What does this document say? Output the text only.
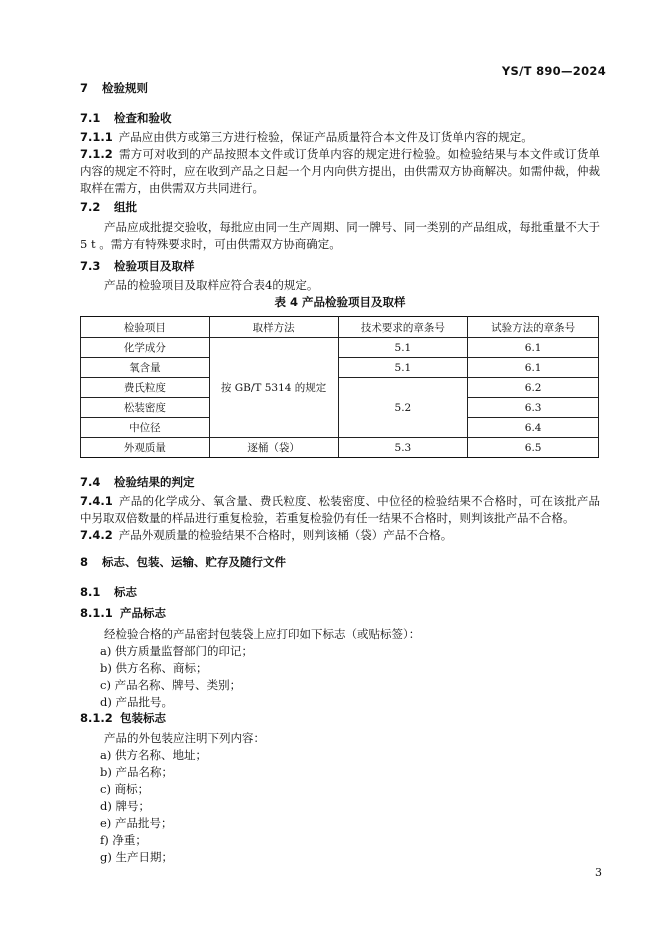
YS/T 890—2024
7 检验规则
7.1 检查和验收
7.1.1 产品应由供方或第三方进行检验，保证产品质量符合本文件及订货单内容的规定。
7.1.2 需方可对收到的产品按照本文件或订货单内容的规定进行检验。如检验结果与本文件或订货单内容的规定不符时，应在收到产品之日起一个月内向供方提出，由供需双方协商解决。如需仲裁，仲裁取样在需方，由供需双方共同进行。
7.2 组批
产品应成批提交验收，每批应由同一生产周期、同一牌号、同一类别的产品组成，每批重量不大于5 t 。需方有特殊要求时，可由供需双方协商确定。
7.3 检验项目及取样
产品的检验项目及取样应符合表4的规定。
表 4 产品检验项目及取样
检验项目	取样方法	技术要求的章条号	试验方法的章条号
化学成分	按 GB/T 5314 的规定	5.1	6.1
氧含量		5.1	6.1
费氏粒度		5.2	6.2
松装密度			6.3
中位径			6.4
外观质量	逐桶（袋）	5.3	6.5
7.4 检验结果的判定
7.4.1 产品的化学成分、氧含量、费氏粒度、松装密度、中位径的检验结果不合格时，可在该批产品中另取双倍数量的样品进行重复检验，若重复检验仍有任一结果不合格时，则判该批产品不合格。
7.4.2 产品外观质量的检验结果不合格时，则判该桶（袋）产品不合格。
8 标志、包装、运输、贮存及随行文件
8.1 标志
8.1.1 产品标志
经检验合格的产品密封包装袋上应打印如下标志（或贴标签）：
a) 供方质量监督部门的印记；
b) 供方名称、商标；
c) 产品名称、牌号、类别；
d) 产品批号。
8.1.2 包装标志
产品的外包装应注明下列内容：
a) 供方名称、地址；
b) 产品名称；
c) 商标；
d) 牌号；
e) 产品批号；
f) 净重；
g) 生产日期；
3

_ _ _ _ _

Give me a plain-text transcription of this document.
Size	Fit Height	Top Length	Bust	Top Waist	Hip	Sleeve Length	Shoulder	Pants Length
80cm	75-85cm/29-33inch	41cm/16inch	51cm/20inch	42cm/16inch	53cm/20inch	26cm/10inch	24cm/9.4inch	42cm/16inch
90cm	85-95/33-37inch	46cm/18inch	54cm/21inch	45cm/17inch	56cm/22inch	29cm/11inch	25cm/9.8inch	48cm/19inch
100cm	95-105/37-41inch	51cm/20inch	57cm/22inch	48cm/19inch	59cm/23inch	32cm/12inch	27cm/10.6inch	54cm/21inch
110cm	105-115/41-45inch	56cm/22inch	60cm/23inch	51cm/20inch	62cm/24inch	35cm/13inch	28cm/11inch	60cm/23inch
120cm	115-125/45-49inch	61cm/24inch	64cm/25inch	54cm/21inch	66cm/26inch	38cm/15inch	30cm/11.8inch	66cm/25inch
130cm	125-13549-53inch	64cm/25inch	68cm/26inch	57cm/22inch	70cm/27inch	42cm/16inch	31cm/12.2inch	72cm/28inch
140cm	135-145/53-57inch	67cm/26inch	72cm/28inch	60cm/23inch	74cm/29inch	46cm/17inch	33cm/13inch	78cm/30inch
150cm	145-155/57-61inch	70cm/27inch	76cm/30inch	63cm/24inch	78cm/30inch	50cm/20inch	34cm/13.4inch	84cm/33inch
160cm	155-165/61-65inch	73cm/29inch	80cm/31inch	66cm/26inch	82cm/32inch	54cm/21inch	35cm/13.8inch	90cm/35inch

_ _ _ _ _

▸ **GOAL OF THE EXERCISE**
Find the lines with the string "document" and reproduce them.

▸ **RESULT**
What does this document say? Output the text only.
Give me a plain-text transcription of this document.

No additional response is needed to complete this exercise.